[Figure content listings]
** start **
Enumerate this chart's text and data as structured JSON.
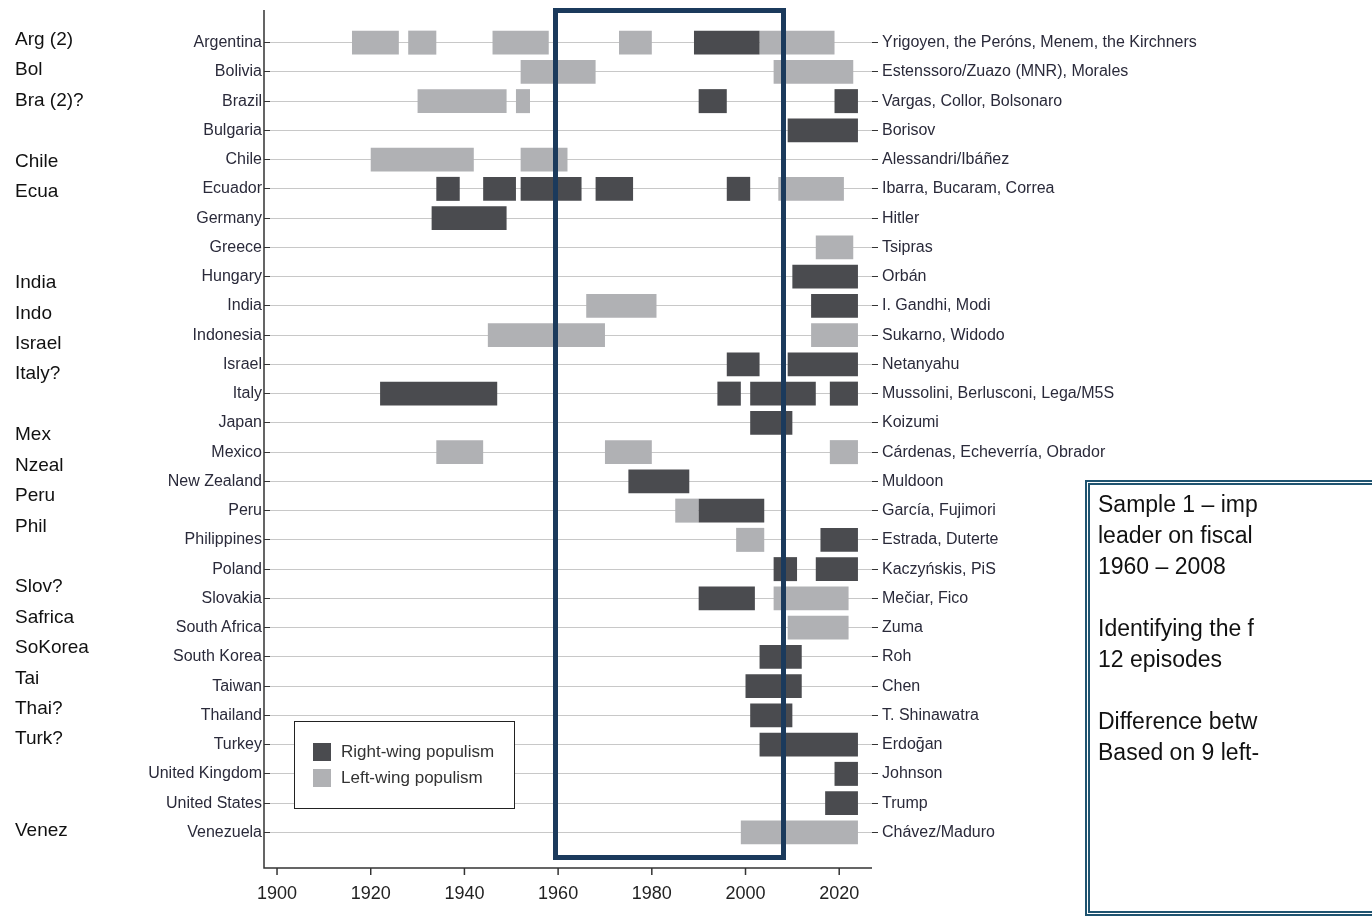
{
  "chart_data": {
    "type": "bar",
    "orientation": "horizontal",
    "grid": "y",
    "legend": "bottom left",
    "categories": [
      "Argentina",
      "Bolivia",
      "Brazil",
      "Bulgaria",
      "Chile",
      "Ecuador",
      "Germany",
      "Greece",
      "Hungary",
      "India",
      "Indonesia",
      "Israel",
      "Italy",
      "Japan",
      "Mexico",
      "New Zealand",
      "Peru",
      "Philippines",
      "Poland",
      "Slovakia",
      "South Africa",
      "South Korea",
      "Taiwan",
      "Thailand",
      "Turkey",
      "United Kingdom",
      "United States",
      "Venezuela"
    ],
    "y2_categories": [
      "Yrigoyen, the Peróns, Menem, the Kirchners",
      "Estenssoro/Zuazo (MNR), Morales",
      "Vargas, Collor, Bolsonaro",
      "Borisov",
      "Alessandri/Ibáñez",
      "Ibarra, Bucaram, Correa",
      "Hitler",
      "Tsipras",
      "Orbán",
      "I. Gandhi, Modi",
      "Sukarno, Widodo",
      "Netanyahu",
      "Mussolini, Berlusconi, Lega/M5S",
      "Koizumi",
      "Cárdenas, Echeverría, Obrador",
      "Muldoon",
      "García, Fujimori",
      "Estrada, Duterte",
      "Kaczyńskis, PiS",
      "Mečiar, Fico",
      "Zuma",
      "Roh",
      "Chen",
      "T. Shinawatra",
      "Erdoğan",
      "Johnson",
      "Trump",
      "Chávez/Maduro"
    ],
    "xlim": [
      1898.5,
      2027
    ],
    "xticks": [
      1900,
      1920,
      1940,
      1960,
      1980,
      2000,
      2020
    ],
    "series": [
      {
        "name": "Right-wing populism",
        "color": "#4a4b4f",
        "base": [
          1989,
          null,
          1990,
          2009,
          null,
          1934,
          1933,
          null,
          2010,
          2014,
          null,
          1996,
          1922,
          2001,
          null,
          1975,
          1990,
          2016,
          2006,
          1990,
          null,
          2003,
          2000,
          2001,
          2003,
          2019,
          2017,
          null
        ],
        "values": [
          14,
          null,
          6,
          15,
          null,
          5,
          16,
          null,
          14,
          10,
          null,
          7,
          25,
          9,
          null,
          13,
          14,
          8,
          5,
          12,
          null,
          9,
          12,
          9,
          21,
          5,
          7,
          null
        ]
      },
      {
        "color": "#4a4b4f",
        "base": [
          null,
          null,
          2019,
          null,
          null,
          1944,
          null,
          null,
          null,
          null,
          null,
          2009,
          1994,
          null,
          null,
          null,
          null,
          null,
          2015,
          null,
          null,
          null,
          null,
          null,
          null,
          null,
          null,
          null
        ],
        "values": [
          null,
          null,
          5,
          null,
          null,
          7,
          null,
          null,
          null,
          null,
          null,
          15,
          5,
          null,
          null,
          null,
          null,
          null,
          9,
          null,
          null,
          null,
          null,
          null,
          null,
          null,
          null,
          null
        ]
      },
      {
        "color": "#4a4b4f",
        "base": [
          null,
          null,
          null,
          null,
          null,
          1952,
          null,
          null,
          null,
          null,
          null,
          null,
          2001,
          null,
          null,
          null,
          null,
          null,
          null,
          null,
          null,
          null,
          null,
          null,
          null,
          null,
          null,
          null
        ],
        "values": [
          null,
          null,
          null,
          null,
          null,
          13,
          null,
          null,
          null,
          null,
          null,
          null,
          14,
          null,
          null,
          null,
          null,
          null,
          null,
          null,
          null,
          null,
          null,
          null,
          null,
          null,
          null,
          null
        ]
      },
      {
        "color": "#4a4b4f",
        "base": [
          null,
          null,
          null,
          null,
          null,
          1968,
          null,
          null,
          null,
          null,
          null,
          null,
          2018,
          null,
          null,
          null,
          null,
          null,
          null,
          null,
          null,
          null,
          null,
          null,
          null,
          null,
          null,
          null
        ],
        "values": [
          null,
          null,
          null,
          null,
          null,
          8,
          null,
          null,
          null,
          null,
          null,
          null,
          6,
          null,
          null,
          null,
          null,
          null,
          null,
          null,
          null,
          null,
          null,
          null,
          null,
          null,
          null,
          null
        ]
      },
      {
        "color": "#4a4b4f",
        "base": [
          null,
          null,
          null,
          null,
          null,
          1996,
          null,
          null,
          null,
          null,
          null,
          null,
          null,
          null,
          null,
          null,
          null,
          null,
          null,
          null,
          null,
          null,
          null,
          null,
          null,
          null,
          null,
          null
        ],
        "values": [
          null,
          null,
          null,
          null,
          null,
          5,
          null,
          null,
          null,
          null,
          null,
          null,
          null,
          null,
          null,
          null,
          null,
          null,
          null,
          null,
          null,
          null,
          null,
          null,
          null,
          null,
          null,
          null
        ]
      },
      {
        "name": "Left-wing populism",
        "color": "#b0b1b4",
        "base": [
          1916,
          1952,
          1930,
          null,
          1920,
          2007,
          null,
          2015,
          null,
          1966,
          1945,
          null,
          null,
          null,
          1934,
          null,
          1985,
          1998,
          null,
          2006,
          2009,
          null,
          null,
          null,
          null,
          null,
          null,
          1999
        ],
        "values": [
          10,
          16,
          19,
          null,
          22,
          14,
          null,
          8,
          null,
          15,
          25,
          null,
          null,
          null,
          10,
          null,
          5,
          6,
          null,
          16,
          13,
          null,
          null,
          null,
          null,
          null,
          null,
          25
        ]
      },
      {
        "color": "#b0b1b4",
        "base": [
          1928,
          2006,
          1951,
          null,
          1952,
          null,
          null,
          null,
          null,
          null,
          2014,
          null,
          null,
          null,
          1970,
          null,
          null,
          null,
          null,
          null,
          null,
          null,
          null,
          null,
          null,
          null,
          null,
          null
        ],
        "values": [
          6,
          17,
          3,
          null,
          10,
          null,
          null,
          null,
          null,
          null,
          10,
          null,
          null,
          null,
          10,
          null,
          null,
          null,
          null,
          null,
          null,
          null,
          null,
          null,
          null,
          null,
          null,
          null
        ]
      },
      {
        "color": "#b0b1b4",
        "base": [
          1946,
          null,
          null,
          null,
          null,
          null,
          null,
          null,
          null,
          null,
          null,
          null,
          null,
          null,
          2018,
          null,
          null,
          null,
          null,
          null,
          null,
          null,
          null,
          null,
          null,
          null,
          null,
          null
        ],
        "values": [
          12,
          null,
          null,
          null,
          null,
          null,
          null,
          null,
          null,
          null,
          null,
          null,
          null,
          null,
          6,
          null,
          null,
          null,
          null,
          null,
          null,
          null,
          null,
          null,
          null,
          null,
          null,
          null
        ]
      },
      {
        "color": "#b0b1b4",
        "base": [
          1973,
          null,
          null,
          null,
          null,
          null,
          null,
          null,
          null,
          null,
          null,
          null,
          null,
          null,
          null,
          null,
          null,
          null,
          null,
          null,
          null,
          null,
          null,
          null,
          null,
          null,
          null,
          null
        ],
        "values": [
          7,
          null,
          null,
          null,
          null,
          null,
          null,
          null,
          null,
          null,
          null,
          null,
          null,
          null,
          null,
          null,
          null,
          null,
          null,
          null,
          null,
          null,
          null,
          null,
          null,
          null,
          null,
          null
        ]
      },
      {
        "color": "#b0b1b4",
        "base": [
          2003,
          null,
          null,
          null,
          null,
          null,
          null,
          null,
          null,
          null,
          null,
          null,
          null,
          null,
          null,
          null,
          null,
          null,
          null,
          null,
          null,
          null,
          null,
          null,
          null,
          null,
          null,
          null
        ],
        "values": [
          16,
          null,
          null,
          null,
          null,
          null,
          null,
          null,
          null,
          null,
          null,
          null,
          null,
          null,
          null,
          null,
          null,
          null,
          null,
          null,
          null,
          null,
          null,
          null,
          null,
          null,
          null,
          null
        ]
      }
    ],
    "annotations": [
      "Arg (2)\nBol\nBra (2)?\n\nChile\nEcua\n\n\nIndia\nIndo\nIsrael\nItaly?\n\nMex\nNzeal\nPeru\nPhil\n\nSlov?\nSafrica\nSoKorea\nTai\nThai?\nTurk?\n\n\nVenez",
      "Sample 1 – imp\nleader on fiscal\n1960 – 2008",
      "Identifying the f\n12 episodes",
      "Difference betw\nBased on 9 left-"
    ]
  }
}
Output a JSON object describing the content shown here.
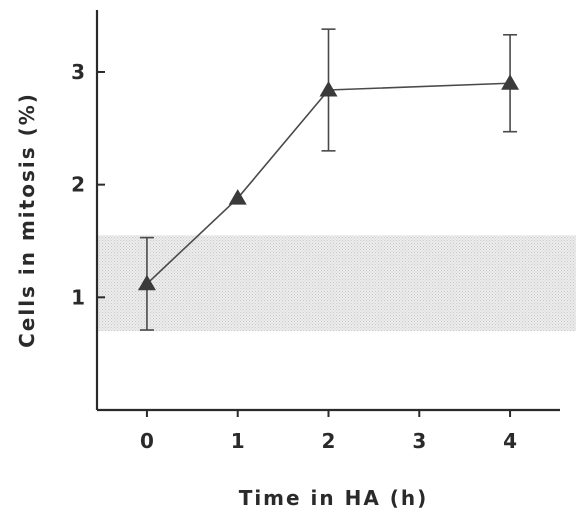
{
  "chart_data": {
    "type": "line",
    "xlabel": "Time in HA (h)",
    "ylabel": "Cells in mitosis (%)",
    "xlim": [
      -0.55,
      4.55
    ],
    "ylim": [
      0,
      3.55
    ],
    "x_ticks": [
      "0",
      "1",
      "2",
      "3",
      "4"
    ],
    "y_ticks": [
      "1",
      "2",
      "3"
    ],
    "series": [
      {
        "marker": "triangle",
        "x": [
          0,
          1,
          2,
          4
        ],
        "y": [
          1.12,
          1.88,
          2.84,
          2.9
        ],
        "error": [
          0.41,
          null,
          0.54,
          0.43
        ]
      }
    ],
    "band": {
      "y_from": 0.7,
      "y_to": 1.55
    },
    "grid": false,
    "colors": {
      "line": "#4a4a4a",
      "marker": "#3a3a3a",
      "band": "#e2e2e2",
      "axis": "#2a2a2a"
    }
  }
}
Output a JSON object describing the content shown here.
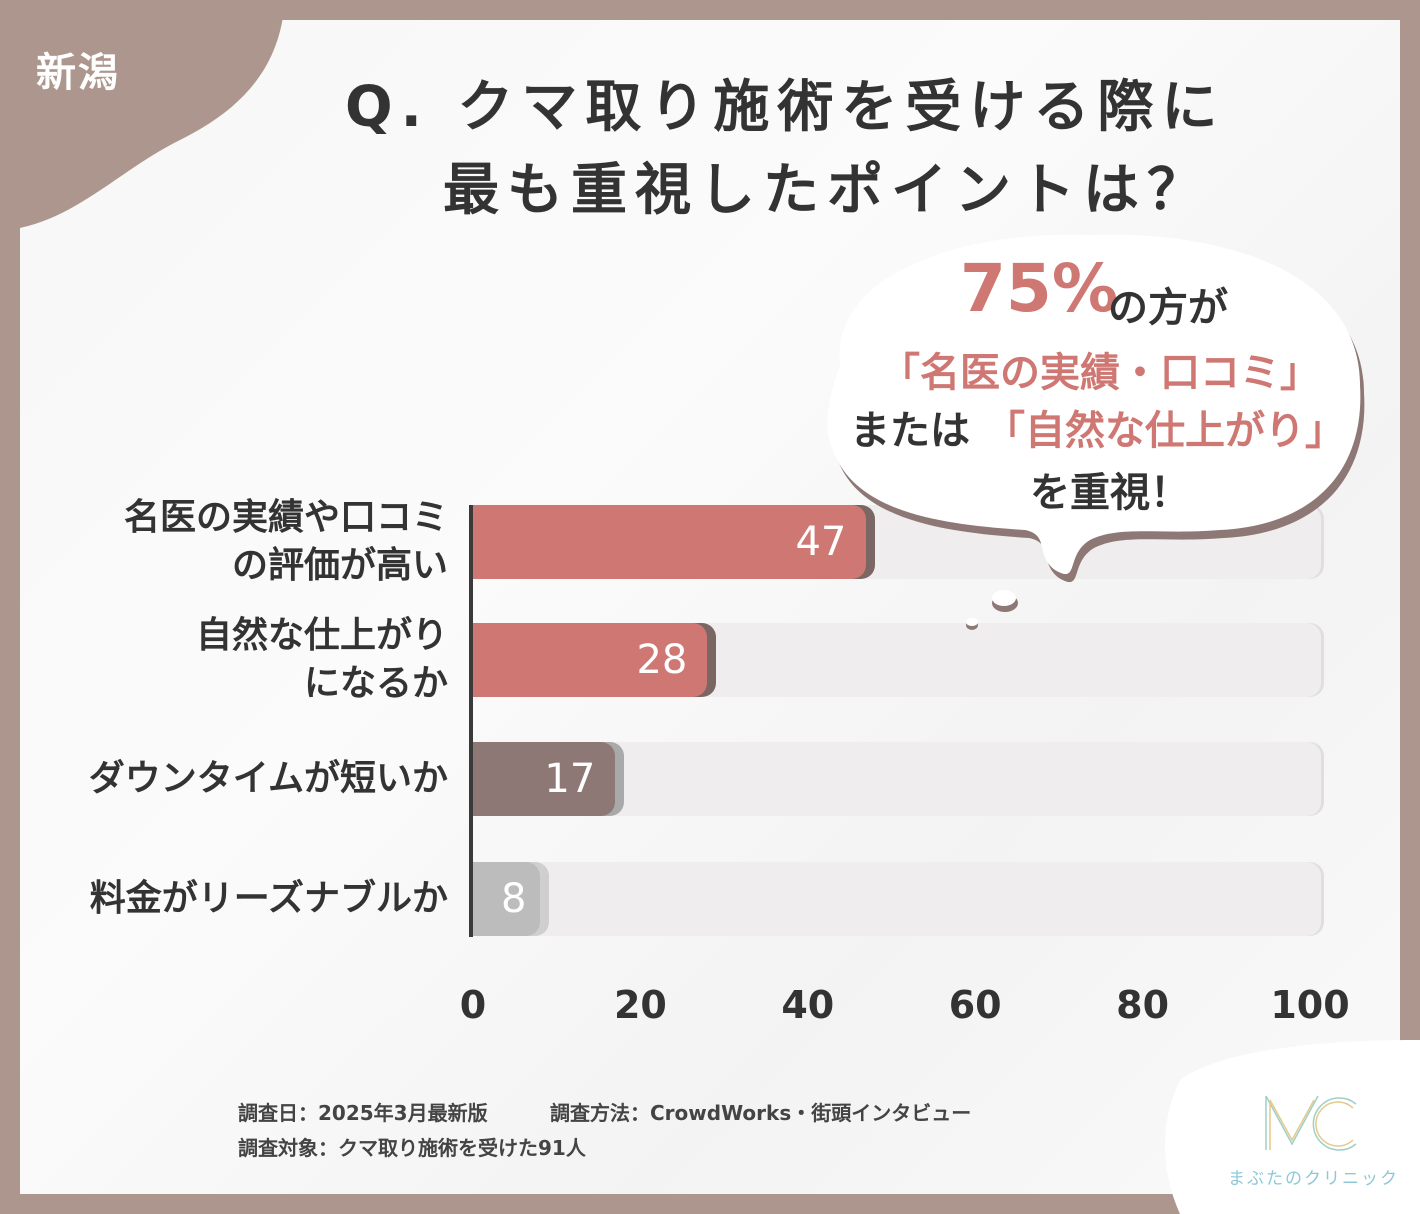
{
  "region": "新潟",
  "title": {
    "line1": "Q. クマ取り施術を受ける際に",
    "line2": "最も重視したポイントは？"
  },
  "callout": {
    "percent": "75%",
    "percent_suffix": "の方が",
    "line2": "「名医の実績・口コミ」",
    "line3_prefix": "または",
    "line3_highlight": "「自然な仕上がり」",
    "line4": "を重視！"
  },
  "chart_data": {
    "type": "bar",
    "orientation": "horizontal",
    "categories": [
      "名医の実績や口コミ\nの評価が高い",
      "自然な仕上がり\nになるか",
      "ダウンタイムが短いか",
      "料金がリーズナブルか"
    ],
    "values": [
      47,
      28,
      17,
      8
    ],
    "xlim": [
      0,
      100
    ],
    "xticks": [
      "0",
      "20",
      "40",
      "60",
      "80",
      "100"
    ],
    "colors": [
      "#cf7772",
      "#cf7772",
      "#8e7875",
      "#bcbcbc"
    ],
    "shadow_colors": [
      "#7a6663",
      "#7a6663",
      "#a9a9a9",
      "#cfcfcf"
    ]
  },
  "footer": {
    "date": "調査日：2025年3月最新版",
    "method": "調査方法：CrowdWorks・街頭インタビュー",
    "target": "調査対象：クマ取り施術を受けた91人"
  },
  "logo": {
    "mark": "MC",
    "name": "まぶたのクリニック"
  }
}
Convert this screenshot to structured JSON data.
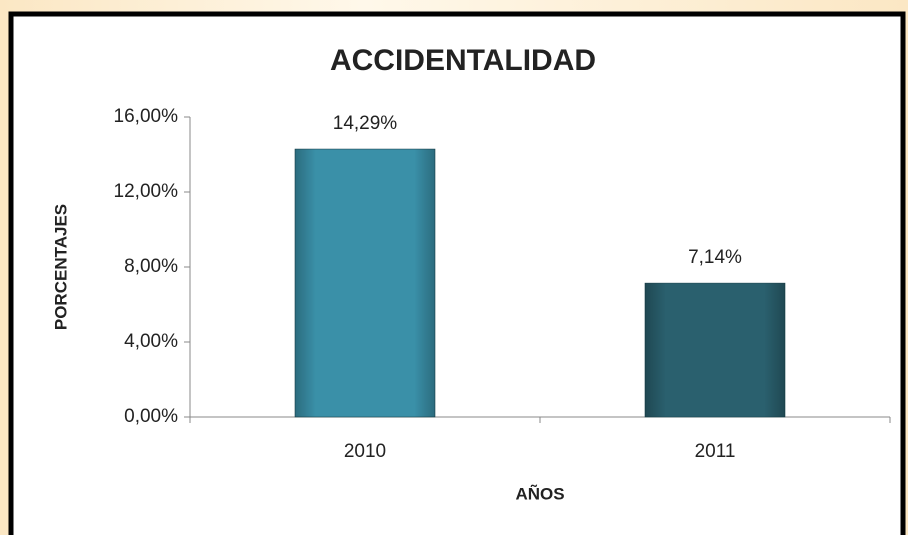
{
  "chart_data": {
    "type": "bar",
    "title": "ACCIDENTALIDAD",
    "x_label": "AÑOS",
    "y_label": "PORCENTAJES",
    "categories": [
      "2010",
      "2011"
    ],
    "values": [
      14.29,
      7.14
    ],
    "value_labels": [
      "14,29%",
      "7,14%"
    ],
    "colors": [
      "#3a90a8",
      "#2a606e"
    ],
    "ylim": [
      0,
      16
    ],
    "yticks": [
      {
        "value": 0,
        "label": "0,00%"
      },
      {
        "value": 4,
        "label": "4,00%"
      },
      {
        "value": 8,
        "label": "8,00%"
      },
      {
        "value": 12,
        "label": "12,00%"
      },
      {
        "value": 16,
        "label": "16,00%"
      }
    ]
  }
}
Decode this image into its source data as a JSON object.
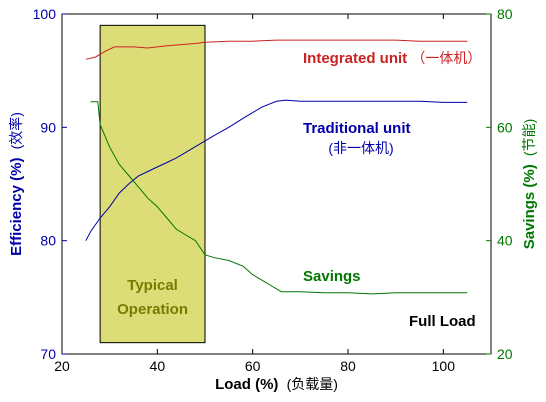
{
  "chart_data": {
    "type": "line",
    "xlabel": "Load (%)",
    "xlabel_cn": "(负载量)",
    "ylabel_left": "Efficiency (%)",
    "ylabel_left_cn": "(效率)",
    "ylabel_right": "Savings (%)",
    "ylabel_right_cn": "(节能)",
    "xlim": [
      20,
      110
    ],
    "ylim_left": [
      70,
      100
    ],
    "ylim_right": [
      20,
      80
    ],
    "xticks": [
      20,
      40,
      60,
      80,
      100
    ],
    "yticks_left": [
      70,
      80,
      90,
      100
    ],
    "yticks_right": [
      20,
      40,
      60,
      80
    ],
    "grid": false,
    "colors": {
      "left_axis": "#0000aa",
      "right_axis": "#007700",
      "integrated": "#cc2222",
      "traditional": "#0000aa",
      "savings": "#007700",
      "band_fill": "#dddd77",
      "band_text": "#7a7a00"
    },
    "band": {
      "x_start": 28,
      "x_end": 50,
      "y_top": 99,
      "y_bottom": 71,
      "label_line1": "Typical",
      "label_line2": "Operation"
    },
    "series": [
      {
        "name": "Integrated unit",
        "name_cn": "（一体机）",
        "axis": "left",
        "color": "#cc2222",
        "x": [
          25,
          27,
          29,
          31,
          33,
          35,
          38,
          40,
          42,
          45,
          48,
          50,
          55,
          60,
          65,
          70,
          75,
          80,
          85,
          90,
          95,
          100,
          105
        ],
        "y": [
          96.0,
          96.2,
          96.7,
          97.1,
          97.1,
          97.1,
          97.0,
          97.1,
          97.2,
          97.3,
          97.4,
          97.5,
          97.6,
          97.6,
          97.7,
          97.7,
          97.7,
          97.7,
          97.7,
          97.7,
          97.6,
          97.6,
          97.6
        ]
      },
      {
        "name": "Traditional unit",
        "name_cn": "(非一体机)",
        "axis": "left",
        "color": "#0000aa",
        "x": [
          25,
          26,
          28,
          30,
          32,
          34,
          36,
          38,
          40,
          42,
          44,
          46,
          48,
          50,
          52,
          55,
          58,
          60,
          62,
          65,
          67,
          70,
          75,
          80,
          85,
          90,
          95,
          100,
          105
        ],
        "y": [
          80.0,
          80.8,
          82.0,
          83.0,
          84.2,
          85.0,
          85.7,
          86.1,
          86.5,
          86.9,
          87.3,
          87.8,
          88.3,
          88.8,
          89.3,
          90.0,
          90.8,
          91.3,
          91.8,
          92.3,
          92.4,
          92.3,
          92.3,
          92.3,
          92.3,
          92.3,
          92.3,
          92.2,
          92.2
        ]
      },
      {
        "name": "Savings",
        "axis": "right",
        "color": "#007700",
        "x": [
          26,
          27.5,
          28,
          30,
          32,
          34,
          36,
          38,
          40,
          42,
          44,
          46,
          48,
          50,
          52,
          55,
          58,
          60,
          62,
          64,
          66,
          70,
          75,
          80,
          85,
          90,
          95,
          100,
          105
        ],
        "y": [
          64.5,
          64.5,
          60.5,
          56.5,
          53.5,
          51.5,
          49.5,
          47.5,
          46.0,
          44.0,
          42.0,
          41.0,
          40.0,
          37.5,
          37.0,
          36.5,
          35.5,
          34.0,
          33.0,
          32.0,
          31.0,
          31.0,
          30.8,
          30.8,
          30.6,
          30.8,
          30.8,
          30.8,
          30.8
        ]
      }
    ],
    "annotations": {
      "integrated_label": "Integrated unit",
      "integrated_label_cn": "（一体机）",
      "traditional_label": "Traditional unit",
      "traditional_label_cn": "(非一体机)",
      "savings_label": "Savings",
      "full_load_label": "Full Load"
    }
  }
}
** end **
▶ _TO DO_: Tally every line of the data that holds the word "structured" and write the count alone.

▶ _OUTPUT FOR THIS TASK_: 2